* [Your goal]
Extract, from the listing that follows, each line containing the word "جابر".

* [The input]
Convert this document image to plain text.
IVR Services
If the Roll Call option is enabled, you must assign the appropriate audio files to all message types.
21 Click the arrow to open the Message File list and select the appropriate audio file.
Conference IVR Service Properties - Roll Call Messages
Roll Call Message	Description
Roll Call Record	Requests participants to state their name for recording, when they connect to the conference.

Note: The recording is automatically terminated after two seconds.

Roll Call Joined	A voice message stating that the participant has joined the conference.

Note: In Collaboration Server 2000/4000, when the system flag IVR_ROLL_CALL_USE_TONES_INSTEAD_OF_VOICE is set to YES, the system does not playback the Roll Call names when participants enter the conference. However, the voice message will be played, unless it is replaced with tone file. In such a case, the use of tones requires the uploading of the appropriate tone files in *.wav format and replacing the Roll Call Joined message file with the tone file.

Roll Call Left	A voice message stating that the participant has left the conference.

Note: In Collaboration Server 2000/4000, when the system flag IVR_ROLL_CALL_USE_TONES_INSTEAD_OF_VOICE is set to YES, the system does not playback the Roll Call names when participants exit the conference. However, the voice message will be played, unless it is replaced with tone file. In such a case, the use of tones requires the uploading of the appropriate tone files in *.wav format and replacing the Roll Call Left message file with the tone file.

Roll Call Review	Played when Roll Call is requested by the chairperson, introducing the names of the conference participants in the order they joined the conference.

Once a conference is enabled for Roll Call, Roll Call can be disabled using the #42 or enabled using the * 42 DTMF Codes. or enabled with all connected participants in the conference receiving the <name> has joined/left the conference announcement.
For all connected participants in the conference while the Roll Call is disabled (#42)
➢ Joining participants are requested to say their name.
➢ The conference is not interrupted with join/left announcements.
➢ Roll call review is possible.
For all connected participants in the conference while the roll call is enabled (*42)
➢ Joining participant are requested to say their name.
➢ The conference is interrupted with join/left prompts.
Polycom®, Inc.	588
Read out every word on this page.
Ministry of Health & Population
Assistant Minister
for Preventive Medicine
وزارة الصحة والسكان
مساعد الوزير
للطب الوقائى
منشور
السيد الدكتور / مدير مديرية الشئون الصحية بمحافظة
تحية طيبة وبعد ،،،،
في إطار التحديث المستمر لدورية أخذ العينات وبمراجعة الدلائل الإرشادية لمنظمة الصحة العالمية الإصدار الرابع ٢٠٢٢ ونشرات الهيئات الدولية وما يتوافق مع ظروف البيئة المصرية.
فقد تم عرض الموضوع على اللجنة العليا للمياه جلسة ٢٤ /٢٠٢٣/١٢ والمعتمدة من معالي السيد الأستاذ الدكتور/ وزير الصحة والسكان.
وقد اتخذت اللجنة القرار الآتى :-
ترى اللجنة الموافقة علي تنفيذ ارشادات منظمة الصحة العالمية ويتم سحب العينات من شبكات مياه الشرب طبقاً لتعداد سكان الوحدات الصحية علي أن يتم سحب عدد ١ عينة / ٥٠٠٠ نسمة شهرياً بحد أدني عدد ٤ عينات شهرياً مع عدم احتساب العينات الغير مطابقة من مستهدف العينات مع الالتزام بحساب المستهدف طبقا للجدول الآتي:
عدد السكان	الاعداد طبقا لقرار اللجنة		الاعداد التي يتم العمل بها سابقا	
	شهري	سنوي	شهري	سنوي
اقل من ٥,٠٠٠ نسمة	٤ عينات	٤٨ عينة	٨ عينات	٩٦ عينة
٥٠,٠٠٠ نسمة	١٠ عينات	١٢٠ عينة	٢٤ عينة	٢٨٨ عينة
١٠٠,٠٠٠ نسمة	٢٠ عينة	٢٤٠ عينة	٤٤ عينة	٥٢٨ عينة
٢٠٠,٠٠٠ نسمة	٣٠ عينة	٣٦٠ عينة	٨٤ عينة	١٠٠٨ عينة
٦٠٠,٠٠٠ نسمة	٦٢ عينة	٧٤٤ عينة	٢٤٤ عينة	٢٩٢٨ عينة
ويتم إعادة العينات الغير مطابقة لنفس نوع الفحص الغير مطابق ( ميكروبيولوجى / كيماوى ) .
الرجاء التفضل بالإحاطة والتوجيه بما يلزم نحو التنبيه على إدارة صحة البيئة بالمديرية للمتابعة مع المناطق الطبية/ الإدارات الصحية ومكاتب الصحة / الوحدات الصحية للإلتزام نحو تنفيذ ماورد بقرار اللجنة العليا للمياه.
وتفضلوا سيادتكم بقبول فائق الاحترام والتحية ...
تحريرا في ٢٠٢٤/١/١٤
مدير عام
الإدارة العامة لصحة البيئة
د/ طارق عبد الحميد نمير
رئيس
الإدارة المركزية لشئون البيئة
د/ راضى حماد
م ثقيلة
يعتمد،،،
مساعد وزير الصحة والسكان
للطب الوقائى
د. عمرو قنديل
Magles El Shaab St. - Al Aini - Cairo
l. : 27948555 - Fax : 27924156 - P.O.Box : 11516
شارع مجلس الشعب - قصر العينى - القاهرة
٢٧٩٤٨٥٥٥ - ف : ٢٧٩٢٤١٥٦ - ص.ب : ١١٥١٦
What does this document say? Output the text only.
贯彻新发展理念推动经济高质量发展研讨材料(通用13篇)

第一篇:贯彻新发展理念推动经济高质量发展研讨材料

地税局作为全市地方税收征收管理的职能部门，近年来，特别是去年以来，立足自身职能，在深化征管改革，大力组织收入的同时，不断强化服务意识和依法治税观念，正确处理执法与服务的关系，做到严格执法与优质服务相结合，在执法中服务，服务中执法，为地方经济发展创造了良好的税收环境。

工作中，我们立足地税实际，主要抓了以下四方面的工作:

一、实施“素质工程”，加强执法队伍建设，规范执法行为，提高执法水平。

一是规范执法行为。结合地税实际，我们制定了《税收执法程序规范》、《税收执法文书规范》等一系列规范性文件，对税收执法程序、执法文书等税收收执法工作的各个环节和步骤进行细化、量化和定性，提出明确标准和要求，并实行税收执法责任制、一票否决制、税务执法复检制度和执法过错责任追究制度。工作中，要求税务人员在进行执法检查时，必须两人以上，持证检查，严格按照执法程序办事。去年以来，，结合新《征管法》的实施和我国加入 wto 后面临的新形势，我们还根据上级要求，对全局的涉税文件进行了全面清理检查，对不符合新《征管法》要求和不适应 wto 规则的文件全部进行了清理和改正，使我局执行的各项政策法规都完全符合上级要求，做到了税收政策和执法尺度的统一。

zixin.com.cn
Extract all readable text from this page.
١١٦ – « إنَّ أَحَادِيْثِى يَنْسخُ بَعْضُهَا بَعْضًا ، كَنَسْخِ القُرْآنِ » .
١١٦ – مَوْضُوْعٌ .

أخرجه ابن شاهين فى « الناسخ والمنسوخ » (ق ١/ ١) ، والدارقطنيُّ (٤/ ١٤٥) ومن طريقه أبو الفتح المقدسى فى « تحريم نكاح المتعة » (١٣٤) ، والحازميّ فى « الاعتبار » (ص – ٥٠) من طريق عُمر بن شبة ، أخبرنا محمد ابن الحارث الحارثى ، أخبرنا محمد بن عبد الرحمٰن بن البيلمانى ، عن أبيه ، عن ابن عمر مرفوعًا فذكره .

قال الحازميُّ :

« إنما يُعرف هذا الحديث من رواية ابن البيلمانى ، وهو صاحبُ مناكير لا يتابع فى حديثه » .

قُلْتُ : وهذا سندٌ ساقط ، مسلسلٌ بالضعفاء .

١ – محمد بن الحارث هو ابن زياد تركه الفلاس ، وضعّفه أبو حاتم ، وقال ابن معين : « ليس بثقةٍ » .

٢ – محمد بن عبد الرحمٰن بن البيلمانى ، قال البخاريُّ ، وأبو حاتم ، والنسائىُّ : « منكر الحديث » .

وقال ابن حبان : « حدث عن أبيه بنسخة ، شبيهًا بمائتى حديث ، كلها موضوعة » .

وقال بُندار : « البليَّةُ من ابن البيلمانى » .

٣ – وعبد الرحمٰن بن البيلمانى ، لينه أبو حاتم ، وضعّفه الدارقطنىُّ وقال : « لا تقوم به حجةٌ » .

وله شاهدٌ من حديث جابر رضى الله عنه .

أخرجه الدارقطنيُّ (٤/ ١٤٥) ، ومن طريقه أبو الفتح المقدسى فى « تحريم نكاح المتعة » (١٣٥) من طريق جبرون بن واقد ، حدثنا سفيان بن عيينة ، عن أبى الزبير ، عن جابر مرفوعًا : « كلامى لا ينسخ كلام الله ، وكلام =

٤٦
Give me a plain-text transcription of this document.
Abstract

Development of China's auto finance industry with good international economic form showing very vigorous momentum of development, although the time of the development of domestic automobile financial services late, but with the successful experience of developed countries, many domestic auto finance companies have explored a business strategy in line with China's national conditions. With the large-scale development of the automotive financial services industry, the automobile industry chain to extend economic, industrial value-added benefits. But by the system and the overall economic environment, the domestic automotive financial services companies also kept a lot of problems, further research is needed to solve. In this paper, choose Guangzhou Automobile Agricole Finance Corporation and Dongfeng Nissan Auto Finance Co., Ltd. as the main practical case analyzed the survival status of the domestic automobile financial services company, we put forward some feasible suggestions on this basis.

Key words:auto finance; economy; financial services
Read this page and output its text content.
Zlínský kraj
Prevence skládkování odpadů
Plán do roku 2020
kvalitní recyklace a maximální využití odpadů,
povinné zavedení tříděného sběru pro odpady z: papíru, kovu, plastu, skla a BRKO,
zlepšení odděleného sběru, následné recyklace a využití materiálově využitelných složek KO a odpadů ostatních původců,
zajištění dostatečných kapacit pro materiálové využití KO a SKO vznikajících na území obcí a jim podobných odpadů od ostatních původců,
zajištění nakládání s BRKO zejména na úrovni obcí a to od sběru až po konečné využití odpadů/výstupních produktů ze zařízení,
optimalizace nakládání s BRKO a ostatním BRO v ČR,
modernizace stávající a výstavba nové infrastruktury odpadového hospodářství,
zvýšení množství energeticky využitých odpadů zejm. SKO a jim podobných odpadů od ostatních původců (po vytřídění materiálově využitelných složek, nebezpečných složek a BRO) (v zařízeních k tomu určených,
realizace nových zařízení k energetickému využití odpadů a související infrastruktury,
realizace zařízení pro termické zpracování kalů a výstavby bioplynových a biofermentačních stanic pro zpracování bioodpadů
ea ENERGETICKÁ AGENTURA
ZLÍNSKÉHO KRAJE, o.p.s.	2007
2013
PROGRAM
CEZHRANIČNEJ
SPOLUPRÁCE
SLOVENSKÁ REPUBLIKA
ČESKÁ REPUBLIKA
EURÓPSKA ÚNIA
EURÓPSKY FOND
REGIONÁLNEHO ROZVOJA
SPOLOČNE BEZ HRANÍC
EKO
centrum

* [Exercise solution]
وله شاهدٌ من حديث جابر رضى الله عنه .
أخرجه الدارقطنيُّ (٤/ ١٤٥) ، ومن طريقه أبو الفتح المقدسى فى « تحريم نكاح المتعة » (١٣٥) من طريق جبرون بن واقد ، حدثنا سفيان بن عيينة ، عن أبى الزبير ، عن جابر مرفوعًا : « كلامى لا ينسخ كلام الله ، وكلام =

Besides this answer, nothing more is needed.